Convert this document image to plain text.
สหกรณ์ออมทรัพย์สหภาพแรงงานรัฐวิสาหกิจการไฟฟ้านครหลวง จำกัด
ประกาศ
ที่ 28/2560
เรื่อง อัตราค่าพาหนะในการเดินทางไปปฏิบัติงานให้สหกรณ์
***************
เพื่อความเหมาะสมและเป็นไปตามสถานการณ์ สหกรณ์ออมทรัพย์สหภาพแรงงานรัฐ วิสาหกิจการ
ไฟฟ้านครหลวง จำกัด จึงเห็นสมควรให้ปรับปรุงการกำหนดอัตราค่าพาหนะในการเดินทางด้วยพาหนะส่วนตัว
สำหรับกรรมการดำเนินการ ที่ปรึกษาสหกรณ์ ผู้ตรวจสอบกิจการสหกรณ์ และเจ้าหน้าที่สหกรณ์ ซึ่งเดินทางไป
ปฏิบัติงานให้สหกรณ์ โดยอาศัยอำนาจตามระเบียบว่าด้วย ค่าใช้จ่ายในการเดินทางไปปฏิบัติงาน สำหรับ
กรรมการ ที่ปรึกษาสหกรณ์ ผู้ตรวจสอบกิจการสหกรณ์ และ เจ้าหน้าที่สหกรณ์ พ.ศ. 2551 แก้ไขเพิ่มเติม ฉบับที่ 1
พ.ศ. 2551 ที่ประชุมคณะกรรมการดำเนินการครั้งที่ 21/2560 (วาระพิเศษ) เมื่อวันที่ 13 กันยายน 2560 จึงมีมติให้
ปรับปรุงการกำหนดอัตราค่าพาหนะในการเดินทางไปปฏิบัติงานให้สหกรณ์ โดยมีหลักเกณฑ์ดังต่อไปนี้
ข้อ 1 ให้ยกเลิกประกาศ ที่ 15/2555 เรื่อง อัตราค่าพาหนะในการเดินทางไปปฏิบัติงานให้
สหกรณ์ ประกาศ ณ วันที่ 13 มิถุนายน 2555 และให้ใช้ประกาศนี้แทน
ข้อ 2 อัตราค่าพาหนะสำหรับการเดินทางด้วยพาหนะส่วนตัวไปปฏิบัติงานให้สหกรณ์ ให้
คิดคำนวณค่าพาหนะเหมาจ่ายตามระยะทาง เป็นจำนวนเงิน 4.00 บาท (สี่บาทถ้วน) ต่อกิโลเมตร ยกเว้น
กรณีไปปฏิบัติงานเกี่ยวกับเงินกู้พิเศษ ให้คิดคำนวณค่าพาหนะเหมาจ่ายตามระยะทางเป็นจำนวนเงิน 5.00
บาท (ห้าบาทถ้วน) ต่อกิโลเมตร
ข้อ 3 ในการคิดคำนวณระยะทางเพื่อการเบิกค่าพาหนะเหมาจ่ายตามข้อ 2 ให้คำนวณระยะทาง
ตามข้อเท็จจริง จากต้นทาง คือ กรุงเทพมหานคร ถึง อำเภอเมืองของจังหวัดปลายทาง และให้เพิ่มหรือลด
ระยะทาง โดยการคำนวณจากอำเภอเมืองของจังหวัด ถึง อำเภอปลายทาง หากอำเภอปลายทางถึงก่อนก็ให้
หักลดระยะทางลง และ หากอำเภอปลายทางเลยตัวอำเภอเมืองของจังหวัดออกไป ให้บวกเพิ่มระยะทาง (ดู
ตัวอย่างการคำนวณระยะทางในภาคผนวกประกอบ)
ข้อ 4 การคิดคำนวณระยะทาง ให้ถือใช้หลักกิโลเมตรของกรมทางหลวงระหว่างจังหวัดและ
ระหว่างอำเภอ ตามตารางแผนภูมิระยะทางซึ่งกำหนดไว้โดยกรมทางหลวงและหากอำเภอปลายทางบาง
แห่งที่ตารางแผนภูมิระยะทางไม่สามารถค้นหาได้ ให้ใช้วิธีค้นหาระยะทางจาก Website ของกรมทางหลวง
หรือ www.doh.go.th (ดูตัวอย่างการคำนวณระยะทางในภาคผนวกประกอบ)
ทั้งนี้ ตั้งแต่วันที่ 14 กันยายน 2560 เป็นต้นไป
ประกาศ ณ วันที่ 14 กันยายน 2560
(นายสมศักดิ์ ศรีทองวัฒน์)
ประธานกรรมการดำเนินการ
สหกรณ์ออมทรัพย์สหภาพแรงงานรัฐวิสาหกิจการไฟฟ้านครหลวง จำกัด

__________________________________________________

- Prompt
Identify which lines contain the word "างการคำนวณระยะทางในภาคผนวกประกอบ" and copy each one.

- The result
ตัวอย่างการคำนวณระยะทางในภาคผนวกประกอบ)
หรือ www.doh.go.th (ดูตัวอย่างการคำนวณระยะทางในภาคผนวกประกอบ)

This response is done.